Collected data
Start
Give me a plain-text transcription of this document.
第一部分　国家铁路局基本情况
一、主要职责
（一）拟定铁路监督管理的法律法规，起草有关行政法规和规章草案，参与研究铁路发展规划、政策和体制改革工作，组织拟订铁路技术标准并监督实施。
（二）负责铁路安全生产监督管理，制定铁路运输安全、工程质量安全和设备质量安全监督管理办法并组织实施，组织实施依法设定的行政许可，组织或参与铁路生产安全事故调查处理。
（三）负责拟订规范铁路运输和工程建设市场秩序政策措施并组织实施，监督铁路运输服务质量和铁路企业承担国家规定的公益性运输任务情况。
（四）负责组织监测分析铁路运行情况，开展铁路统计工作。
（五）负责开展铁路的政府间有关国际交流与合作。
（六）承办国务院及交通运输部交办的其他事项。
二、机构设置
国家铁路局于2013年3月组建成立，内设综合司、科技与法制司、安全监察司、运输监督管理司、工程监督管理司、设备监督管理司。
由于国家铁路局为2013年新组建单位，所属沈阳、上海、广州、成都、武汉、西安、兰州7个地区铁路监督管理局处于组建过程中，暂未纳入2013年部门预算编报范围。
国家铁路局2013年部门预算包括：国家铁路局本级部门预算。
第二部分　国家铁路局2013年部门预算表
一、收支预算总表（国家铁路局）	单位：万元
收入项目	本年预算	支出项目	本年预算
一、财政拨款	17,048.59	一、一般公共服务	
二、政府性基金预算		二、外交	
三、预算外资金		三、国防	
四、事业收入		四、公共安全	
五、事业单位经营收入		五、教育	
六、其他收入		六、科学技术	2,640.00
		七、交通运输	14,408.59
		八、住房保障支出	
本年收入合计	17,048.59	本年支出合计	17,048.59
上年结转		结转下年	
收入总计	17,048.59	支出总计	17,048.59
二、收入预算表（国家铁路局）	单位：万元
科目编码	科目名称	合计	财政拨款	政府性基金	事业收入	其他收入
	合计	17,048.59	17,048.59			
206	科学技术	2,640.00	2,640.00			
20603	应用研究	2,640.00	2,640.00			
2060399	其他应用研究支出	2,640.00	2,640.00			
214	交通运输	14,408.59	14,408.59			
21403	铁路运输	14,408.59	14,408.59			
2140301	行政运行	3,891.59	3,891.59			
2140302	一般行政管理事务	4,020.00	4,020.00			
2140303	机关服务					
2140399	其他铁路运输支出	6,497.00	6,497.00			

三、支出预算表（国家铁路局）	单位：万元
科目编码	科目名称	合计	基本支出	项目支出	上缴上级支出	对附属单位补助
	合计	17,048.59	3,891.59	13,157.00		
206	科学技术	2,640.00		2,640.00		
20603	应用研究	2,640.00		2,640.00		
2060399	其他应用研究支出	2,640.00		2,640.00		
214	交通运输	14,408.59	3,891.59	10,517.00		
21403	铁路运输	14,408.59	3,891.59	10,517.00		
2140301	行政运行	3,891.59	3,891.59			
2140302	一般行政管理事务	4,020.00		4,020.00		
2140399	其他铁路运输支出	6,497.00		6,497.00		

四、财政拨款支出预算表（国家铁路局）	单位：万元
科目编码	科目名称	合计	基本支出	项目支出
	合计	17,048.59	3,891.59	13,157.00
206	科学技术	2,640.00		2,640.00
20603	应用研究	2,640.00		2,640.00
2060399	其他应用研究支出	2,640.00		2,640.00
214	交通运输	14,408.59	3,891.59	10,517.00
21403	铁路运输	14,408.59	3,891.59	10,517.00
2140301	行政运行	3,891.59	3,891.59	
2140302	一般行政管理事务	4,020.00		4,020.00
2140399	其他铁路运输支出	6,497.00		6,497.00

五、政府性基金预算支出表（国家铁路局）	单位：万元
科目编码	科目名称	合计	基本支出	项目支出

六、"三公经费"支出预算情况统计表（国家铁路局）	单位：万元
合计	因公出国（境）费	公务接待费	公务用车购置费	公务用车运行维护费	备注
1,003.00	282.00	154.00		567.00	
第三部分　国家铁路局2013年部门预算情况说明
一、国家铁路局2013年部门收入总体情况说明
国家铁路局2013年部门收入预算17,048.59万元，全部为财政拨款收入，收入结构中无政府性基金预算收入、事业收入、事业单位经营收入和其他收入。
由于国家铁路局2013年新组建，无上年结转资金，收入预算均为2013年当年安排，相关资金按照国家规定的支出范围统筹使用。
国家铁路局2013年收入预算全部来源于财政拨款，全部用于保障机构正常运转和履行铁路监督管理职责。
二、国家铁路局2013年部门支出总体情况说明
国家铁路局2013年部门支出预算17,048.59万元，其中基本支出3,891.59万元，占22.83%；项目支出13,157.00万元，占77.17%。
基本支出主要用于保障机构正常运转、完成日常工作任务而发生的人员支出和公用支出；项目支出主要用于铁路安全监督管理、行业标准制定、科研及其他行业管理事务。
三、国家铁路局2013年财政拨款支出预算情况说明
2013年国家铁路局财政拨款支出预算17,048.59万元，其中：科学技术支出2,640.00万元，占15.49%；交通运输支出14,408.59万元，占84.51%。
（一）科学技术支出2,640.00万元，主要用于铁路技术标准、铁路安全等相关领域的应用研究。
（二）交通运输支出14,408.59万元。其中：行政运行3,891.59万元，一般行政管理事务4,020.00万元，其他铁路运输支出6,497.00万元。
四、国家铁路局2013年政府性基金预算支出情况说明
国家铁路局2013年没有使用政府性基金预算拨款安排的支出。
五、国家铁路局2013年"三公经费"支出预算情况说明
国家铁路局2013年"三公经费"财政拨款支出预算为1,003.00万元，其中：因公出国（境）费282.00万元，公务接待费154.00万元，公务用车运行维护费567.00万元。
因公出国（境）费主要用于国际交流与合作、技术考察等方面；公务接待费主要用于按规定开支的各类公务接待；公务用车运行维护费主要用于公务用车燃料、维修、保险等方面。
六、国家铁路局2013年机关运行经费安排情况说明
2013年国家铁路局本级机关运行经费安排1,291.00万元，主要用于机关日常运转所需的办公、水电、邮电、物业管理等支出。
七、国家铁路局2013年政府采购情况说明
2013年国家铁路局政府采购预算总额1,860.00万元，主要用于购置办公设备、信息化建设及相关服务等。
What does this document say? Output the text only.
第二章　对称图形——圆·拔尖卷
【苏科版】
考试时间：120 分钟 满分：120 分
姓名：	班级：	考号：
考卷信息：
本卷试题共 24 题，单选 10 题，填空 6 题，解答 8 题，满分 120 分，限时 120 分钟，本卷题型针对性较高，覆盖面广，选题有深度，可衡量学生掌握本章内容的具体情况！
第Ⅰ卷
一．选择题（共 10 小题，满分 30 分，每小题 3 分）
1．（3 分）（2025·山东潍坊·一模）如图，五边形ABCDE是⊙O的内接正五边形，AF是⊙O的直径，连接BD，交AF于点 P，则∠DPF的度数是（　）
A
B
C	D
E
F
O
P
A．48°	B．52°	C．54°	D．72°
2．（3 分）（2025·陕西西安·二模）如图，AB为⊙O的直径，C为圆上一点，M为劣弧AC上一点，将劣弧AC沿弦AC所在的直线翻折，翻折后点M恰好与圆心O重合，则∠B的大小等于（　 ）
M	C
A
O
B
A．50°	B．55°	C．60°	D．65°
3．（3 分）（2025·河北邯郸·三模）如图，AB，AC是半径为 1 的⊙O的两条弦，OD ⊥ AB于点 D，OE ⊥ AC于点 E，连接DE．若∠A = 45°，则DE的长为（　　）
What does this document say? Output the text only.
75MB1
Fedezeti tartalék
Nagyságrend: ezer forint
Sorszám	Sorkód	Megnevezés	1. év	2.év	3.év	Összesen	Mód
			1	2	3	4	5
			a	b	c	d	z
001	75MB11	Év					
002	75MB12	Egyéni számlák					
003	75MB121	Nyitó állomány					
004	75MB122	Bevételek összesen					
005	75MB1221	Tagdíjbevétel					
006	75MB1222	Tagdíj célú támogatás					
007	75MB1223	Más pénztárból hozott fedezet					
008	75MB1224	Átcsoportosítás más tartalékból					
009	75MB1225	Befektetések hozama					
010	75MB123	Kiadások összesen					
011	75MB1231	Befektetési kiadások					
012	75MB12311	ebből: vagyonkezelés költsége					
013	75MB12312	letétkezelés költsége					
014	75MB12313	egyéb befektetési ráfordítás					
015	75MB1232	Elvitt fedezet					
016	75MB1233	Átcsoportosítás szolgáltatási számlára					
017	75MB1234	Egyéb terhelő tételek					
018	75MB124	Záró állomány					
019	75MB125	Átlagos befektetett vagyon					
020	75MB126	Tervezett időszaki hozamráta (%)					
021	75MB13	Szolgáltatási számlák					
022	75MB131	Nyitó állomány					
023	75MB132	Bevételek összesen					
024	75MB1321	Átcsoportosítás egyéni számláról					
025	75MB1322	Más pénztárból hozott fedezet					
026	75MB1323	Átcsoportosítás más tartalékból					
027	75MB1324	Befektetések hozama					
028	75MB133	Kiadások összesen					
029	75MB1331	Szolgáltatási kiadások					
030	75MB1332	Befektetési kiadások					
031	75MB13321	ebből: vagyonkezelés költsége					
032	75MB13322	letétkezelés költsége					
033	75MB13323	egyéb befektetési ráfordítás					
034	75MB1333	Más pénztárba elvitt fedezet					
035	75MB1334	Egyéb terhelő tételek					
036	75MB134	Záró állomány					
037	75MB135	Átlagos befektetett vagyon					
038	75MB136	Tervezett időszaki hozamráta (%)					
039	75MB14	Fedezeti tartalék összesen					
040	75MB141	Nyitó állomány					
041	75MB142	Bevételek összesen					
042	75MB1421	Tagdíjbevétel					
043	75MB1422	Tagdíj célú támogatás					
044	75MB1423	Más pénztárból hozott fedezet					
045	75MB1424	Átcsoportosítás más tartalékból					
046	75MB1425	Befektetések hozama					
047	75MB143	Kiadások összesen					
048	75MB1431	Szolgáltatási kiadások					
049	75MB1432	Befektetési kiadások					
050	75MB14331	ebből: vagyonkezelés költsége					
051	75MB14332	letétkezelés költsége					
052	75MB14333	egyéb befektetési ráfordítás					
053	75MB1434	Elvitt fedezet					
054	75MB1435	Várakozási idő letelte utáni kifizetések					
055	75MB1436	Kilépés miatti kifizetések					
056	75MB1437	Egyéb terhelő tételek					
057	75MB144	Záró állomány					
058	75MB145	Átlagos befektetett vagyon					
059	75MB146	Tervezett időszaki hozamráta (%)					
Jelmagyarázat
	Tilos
End
### Prompt:
Pull out and copy each line containing the string "hozama".

### The solution:
009	75MB1225	Befektetések hozama					
027	75MB1324	Befektetések hozama					
046	75MB1425	Befektetések hozama					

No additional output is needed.